• [TASK REQUIREMENTS]:
Transcribe the material below exactly as it appears.

[Data entries]
-- begin --
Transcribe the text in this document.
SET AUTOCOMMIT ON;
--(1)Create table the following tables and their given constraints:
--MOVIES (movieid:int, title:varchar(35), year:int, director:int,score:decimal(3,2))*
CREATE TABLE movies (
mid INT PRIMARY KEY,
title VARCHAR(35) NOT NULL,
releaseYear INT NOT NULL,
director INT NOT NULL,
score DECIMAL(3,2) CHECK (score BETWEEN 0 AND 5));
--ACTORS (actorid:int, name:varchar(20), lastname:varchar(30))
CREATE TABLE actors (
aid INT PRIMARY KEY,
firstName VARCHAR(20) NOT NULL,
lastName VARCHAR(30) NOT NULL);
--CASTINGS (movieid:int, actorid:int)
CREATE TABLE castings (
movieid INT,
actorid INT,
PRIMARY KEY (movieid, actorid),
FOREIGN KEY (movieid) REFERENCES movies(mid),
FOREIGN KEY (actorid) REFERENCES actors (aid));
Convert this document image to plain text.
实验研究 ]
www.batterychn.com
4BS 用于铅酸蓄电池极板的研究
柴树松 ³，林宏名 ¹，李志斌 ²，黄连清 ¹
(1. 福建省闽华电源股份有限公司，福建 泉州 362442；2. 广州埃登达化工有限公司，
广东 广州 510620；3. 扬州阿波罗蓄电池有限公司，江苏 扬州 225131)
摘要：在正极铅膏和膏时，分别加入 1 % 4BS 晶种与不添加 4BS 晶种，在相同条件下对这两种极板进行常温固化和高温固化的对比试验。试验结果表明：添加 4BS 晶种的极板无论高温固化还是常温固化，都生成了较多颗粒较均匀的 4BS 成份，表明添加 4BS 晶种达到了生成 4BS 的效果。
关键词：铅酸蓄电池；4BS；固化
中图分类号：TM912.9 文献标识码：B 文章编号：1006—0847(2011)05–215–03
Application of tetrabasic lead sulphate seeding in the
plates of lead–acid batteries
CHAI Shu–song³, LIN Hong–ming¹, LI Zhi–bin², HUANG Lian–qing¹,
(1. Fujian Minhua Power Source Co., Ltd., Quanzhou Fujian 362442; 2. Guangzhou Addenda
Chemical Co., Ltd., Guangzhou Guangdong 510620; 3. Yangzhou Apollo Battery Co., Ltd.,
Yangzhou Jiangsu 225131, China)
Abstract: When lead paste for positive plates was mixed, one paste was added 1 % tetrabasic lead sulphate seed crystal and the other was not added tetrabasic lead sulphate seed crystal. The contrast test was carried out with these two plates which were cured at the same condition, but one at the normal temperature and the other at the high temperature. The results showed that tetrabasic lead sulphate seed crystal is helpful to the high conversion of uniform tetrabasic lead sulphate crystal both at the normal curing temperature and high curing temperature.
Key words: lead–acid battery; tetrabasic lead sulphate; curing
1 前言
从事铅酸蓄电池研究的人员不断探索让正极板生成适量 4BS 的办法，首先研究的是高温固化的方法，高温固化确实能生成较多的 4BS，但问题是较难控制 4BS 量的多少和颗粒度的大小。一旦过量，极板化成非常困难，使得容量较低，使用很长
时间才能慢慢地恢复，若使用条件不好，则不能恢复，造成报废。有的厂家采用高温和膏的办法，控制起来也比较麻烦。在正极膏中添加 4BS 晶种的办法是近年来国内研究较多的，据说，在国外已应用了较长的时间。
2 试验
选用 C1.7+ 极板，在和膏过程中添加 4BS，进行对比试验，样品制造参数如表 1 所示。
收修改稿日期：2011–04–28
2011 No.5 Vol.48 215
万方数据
-- end --
• [RESPONSE TO THE EXERCISE]:
Transcribe the text in this document.
SET AUTOCOMMIT ON;
--(1)Create table the following tables and their given constraints:
--MOVIES (movieid:int, title:varchar(35), year:int, director:int,score:decimal(3,2))*
CREATE TABLE movies (
mid INT PRIMARY KEY,
title VARCHAR(35) NOT NULL,
releaseYear INT NOT NULL,
director INT NOT NULL,
score DECIMAL(3,2) CHECK (score BETWEEN 0 AND 5));
--ACTORS (actorid:int, name:varchar(20), lastname:varchar(30))
CREATE TABLE actors (
aid INT PRIMARY KEY,
firstName VARCHAR(20) NOT NULL,
lastName VARCHAR(30) NOT NULL);
--CASTINGS (movieid:int, actorid:int)
CREATE TABLE castings (
movieid INT,
actorid INT,
PRIMARY KEY (movieid, actorid),
FOREIGN KEY (movieid) REFERENCES movies(mid),
FOREIGN KEY (actorid) REFERENCES actors (aid));
Convert this document image to plain text.
实验研究 ]
www.batterychn.com
4BS 用于铅酸蓄电池极板的研究
柴树松 ³，林宏名 ¹，李志斌 ²，黄连清 ¹
(1. 福建省闽华电源股份有限公司，福建 泉州 362442；2. 广州埃登达化工有限公司，
广东 广州 510620；3. 扬州阿波罗蓄电池有限公司，江苏 扬州 225131)
摘要：在正极铅膏和膏时，分别加入 1 % 4BS 晶种与不添加 4BS 晶种，在相同条件下对这两种极板进行常温固化和高温固化的对比试验。试验结果表明：添加 4BS 晶种的极板无论高温固化还是常温固化，都生成了较多颗粒较均匀的 4BS 成份，表明添加 4BS 晶种达到了生成 4BS 的效果。
关键词：铅酸蓄电池；4BS；固化
中图分类号：TM912.9 文献标识码：B 文章编号：1006—0847(2011)05–215–03
Application of tetrabasic lead sulphate seeding in the
plates of lead–acid batteries
CHAI Shu–song³, LIN Hong–ming¹, LI Zhi–bin², HUANG Lian–qing¹,
(1. Fujian Minhua Power Source Co., Ltd., Quanzhou Fujian 362442; 2. Guangzhou Addenda
Chemical Co., Ltd., Guangzhou Guangdong 510620; 3. Yangzhou Apollo Battery Co., Ltd.,
Yangzhou Jiangsu 225131, China)
Abstract: When lead paste for positive plates was mixed, one paste was added 1 % tetrabasic lead sulphate seed crystal and the other was not added tetrabasic lead sulphate seed crystal. The contrast test was carried out with these two plates which were cured at the same condition, but one at the normal temperature and the other at the high temperature. The results showed that tetrabasic lead sulphate seed crystal is helpful to the high conversion of uniform tetrabasic lead sulphate crystal both at the normal curing temperature and high curing temperature.
Key words: lead–acid battery; tetrabasic lead sulphate; curing
1 前言
从事铅酸蓄电池研究的人员不断探索让正极板生成适量 4BS 的办法，首先研究的是高温固化的方法，高温固化确实能生成较多的 4BS，但问题是较难控制 4BS 量的多少和颗粒度的大小。一旦过量，极板化成非常困难，使得容量较低，使用很长
时间才能慢慢地恢复，若使用条件不好，则不能恢复，造成报废。有的厂家采用高温和膏的办法，控制起来也比较麻烦。在正极膏中添加 4BS 晶种的办法是近年来国内研究较多的，据说，在国外已应用了较长的时间。
2 试验
选用 C1.7+ 极板，在和膏过程中添加 4BS，进行对比试验，样品制造参数如表 1 所示。
收修改稿日期：2011–04–28
2011 No.5 Vol.48 215
万方数据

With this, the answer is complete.